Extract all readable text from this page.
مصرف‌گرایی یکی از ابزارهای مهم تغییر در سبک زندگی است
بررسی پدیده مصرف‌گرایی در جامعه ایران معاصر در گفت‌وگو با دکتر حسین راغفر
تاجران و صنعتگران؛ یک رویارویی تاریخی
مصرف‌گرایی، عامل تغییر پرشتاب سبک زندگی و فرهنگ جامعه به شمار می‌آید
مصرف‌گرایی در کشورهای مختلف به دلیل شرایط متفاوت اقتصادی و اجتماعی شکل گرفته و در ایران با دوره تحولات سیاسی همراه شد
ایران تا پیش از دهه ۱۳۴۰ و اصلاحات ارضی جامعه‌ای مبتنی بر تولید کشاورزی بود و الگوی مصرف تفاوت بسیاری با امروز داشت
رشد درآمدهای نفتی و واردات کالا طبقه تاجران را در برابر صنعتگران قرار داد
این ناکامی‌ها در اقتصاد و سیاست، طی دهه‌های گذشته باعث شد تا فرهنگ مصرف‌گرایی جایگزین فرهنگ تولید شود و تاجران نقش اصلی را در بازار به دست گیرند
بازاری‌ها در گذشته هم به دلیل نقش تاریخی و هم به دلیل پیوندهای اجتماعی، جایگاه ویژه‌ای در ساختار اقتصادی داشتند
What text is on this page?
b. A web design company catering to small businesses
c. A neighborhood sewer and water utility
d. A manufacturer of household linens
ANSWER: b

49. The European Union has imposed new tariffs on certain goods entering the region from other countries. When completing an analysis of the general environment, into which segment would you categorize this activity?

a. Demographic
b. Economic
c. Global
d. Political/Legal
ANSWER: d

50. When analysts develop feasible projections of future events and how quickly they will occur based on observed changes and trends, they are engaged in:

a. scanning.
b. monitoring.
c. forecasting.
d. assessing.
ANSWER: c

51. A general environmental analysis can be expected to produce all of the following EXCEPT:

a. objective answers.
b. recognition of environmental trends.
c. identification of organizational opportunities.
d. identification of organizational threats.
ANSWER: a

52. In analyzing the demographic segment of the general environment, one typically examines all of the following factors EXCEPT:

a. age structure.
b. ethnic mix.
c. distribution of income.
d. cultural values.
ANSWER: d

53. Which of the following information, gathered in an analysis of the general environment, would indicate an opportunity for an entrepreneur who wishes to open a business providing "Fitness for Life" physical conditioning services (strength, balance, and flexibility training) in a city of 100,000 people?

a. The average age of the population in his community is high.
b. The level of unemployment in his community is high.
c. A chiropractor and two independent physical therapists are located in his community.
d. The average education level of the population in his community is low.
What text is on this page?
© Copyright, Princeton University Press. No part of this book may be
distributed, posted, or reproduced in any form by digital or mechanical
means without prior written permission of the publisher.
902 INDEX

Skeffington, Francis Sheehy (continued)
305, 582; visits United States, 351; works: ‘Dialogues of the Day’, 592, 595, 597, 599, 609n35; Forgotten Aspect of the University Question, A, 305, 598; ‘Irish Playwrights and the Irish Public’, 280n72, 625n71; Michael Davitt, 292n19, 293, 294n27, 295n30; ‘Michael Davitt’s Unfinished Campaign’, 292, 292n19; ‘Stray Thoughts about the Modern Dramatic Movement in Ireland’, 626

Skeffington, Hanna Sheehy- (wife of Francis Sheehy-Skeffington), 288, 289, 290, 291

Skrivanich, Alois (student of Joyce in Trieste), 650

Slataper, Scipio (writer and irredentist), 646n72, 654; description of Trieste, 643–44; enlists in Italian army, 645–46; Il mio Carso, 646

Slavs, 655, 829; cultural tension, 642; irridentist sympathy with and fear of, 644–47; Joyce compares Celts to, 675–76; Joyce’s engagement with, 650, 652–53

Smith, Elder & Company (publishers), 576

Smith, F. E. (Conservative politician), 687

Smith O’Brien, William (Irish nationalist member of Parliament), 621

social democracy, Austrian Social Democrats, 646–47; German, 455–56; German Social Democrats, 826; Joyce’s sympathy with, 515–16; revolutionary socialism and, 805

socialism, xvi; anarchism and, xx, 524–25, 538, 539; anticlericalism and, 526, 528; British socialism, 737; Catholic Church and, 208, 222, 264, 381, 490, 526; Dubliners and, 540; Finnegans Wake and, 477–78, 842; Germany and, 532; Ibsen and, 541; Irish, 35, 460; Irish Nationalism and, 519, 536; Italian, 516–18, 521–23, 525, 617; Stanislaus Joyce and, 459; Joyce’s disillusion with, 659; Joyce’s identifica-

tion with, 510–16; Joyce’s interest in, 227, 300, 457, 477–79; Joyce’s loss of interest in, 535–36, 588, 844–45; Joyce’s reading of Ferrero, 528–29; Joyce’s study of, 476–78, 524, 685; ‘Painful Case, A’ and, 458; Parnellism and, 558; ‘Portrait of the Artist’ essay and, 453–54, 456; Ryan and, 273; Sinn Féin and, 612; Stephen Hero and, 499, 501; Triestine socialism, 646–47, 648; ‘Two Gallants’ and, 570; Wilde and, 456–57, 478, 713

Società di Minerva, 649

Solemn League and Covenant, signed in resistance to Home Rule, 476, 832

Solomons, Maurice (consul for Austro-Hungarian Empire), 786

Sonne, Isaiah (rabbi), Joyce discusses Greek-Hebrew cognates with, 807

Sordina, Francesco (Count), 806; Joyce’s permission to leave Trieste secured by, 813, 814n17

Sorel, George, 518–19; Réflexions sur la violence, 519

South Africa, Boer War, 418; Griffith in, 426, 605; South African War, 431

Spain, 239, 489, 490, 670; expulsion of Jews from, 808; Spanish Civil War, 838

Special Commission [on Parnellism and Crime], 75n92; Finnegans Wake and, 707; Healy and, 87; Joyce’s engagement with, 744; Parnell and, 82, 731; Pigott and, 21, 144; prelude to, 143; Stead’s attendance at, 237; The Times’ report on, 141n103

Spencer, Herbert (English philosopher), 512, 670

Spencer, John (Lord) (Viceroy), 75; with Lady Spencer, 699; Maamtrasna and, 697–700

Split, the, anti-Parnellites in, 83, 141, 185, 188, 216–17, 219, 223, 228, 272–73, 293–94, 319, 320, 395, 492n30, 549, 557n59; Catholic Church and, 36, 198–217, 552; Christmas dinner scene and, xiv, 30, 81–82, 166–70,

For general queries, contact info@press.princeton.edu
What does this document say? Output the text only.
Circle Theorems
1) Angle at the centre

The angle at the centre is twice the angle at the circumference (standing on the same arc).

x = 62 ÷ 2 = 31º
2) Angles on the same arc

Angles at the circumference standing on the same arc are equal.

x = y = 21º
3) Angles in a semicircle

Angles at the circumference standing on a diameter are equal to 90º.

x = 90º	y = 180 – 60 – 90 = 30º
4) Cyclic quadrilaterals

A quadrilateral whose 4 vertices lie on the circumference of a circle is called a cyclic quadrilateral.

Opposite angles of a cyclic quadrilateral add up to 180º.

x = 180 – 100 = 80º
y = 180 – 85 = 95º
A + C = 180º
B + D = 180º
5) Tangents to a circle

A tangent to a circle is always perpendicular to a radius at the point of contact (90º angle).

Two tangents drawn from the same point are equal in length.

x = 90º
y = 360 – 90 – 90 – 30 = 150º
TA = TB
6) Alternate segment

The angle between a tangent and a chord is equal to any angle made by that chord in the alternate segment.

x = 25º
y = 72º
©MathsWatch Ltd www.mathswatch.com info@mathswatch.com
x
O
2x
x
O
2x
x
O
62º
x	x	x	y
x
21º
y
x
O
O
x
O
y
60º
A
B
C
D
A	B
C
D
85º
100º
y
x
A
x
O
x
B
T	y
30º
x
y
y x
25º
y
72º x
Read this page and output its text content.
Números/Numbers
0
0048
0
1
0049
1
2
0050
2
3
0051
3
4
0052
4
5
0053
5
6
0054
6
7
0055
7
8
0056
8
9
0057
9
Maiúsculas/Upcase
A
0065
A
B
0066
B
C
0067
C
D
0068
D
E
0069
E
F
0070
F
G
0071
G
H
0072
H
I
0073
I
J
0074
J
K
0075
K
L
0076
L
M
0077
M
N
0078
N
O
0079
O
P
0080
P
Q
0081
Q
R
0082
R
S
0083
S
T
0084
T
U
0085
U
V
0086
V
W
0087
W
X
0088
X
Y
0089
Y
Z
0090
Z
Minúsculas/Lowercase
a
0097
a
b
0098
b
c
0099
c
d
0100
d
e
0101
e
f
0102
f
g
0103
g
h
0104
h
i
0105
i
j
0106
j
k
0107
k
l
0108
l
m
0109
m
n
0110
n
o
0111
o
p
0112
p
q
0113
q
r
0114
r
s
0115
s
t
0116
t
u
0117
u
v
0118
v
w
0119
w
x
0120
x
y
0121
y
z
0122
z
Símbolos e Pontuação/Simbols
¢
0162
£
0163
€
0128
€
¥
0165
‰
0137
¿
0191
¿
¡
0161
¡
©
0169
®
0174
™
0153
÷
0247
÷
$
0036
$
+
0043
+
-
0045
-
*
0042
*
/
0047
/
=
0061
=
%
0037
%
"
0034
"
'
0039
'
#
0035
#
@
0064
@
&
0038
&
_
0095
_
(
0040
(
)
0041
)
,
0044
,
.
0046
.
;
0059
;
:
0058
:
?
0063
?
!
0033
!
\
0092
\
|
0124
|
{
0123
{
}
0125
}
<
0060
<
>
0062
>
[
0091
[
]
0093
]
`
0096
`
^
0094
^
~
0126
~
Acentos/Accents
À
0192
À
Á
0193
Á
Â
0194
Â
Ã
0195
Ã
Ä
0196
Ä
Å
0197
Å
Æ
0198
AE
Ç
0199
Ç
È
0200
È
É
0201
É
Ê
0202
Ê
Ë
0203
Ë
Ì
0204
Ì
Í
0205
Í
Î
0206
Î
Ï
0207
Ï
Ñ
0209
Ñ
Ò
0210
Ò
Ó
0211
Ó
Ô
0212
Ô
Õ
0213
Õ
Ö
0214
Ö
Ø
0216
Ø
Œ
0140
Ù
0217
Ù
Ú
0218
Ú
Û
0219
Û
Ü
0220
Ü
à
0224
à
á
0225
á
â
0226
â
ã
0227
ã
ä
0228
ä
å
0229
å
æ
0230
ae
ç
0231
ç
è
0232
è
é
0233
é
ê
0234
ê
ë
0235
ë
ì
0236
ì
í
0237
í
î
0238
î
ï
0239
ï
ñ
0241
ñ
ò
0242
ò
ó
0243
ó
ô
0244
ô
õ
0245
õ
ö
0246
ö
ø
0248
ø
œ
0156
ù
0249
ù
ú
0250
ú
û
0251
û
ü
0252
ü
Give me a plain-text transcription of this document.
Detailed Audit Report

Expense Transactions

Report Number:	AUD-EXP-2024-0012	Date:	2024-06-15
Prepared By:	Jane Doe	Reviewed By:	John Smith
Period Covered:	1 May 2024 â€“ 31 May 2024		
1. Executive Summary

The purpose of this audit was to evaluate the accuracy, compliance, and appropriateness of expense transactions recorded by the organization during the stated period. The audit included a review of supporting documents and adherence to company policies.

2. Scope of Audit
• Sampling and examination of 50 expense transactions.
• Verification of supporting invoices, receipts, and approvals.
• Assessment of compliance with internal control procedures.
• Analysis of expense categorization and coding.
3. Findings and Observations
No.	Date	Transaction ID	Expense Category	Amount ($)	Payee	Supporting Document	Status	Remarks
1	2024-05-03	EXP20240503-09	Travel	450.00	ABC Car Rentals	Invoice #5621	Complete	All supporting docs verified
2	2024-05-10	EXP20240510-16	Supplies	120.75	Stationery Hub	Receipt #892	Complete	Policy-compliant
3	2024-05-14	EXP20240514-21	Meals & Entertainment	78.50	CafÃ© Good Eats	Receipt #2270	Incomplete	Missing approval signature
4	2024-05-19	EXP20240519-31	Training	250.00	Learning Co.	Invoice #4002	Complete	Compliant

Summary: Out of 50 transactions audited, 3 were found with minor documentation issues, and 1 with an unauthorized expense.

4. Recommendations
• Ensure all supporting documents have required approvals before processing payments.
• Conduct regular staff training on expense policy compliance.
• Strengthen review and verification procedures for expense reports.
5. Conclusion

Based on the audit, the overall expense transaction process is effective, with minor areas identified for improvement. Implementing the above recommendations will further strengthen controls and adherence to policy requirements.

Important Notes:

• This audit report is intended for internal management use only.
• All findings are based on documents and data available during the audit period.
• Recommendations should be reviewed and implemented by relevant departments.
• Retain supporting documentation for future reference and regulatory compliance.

WHAT TO DO:
Gather all lines with the string "documentation" from the data.

CORRECT RESULT:
Summary: Out of 50 transactions audited, 3 were found with minor documentation issues, and 1 with an unauthorized expense.
• Retain supporting documentation for future reference and regulatory compliance.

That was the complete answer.